[Start Information supplied]
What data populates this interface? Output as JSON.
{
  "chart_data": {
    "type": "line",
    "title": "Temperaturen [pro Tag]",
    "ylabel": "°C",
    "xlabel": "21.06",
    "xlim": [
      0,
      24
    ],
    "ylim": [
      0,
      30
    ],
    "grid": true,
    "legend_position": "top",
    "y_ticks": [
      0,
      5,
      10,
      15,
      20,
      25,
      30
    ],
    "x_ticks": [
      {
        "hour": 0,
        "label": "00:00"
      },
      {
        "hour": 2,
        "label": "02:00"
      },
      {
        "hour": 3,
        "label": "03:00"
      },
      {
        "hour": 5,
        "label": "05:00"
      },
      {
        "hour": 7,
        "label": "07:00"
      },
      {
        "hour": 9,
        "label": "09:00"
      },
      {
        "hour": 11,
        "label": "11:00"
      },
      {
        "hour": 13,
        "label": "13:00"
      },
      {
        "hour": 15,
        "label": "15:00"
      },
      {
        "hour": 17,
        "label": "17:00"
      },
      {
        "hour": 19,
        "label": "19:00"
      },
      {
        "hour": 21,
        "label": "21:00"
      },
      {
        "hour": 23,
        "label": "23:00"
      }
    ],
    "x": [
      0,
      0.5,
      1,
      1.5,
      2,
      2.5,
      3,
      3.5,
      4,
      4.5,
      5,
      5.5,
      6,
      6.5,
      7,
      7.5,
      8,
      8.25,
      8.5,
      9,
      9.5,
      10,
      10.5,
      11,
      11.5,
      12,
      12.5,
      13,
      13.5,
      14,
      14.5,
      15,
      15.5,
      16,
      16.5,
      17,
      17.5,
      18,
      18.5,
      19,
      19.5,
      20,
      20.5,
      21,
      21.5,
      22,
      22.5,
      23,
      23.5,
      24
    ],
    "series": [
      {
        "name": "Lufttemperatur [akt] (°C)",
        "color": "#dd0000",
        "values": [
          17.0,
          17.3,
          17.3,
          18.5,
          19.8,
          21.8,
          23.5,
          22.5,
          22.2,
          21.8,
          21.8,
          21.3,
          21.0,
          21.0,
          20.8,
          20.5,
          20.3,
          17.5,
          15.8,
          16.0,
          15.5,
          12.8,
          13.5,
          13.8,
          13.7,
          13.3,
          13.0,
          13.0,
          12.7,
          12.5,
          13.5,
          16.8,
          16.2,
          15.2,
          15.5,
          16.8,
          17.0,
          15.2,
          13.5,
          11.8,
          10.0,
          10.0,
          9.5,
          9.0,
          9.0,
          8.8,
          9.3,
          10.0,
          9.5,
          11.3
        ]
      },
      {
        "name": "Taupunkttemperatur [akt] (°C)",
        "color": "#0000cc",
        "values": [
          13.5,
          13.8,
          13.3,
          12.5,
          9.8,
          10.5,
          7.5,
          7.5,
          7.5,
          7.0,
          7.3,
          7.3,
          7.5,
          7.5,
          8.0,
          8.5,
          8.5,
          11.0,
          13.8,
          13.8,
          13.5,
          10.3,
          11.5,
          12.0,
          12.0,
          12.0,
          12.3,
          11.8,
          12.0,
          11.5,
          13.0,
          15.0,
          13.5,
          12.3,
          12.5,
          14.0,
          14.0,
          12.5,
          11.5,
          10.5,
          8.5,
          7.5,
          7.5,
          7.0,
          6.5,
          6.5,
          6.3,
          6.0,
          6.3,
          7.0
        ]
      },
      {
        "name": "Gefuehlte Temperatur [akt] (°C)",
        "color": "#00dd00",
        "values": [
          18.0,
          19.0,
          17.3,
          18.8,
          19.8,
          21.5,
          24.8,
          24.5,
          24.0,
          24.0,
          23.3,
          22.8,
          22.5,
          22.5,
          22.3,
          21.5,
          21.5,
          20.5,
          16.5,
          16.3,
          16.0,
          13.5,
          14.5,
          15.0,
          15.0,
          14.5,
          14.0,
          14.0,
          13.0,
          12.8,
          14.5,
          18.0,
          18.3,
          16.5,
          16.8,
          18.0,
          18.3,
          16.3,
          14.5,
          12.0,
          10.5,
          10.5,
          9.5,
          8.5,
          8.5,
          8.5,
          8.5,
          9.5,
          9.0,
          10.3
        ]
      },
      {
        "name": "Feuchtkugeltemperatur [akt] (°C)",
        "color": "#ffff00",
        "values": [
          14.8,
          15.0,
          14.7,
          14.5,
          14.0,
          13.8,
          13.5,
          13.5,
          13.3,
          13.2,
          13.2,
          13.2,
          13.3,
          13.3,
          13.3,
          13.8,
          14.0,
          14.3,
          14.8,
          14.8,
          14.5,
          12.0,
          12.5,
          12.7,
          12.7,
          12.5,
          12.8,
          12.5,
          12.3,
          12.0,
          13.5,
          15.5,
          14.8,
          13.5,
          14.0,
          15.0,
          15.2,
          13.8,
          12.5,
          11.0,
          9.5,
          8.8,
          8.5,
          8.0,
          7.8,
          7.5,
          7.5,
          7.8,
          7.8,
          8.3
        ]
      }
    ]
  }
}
[End Information supplied]
What to work on
Output every entry shown above, exactly.

Complete response
What data populates this interface? Output as JSON.
{
  "chart_data": {
    "type": "line",
    "title": "Temperaturen [pro Tag]",
    "ylabel": "°C",
    "xlabel": "21.06",
    "xlim": [
      0,
      24
    ],
    "ylim": [
      0,
      30
    ],
    "grid": true,
    "legend_position": "top",
    "y_ticks": [
      0,
      5,
      10,
      15,
      20,
      25,
      30
    ],
    "x_ticks": [
      {
        "hour": 0,
        "label": "00:00"
      },
      {
        "hour": 2,
        "label": "02:00"
      },
      {
        "hour": 3,
        "label": "03:00"
      },
      {
        "hour": 5,
        "label": "05:00"
      },
      {
        "hour": 7,
        "label": "07:00"
      },
      {
        "hour": 9,
        "label": "09:00"
      },
      {
        "hour": 11,
        "label": "11:00"
      },
      {
        "hour": 13,
        "label": "13:00"
      },
      {
        "hour": 15,
        "label": "15:00"
      },
      {
        "hour": 17,
        "label": "17:00"
      },
      {
        "hour": 19,
        "label": "19:00"
      },
      {
        "hour": 21,
        "label": "21:00"
      },
      {
        "hour": 23,
        "label": "23:00"
      }
    ],
    "x": [
      0,
      0.5,
      1,
      1.5,
      2,
      2.5,
      3,
      3.5,
      4,
      4.5,
      5,
      5.5,
      6,
      6.5,
      7,
      7.5,
      8,
      8.25,
      8.5,
      9,
      9.5,
      10,
      10.5,
      11,
      11.5,
      12,
      12.5,
      13,
      13.5,
      14,
      14.5,
      15,
      15.5,
      16,
      16.5,
      17,
      17.5,
      18,
      18.5,
      19,
      19.5,
      20,
      20.5,
      21,
      21.5,
      22,
      22.5,
      23,
      23.5,
      24
    ],
    "series": [
      {
        "name": "Lufttemperatur [akt] (°C)",
        "color": "#dd0000",
        "values": [
          17.0,
          17.3,
          17.3,
          18.5,
          19.8,
          21.8,
          23.5,
          22.5,
          22.2,
          21.8,
          21.8,
          21.3,
          21.0,
          21.0,
          20.8,
          20.5,
          20.3,
          17.5,
          15.8,
          16.0,
          15.5,
          12.8,
          13.5,
          13.8,
          13.7,
          13.3,
          13.0,
          13.0,
          12.7,
          12.5,
          13.5,
          16.8,
          16.2,
          15.2,
          15.5,
          16.8,
          17.0,
          15.2,
          13.5,
          11.8,
          10.0,
          10.0,
          9.5,
          9.0,
          9.0,
          8.8,
          9.3,
          10.0,
          9.5,
          11.3
        ]
      },
      {
        "name": "Taupunkttemperatur [akt] (°C)",
        "color": "#0000cc",
        "values": [
          13.5,
          13.8,
          13.3,
          12.5,
          9.8,
          10.5,
          7.5,
          7.5,
          7.5,
          7.0,
          7.3,
          7.3,
          7.5,
          7.5,
          8.0,
          8.5,
          8.5,
          11.0,
          13.8,
          13.8,
          13.5,
          10.3,
          11.5,
          12.0,
          12.0,
          12.0,
          12.3,
          11.8,
          12.0,
          11.5,
          13.0,
          15.0,
          13.5,
          12.3,
          12.5,
          14.0,
          14.0,
          12.5,
          11.5,
          10.5,
          8.5,
          7.5,
          7.5,
          7.0,
          6.5,
          6.5,
          6.3,
          6.0,
          6.3,
          7.0
        ]
      },
      {
        "name": "Gefuehlte Temperatur [akt] (°C)",
        "color": "#00dd00",
        "values": [
          18.0,
          19.0,
          17.3,
          18.8,
          19.8,
          21.5,
          24.8,
          24.5,
          24.0,
          24.0,
          23.3,
          22.8,
          22.5,
          22.5,
          22.3,
          21.5,
          21.5,
          20.5,
          16.5,
          16.3,
          16.0,
          13.5,
          14.5,
          15.0,
          15.0,
          14.5,
          14.0,
          14.0,
          13.0,
          12.8,
          14.5,
          18.0,
          18.3,
          16.5,
          16.8,
          18.0,
          18.3,
          16.3,
          14.5,
          12.0,
          10.5,
          10.5,
          9.5,
          8.5,
          8.5,
          8.5,
          8.5,
          9.5,
          9.0,
          10.3
        ]
      },
      {
        "name": "Feuchtkugeltemperatur [akt] (°C)",
        "color": "#ffff00",
        "values": [
          14.8,
          15.0,
          14.7,
          14.5,
          14.0,
          13.8,
          13.5,
          13.5,
          13.3,
          13.2,
          13.2,
          13.2,
          13.3,
          13.3,
          13.3,
          13.8,
          14.0,
          14.3,
          14.8,
          14.8,
          14.5,
          12.0,
          12.5,
          12.7,
          12.7,
          12.5,
          12.8,
          12.5,
          12.3,
          12.0,
          13.5,
          15.5,
          14.8,
          13.5,
          14.0,
          15.0,
          15.2,
          13.8,
          12.5,
          11.0,
          9.5,
          8.8,
          8.5,
          8.0,
          7.8,
          7.5,
          7.5,
          7.8,
          7.8,
          8.3
        ]
      }
    ]
  }
}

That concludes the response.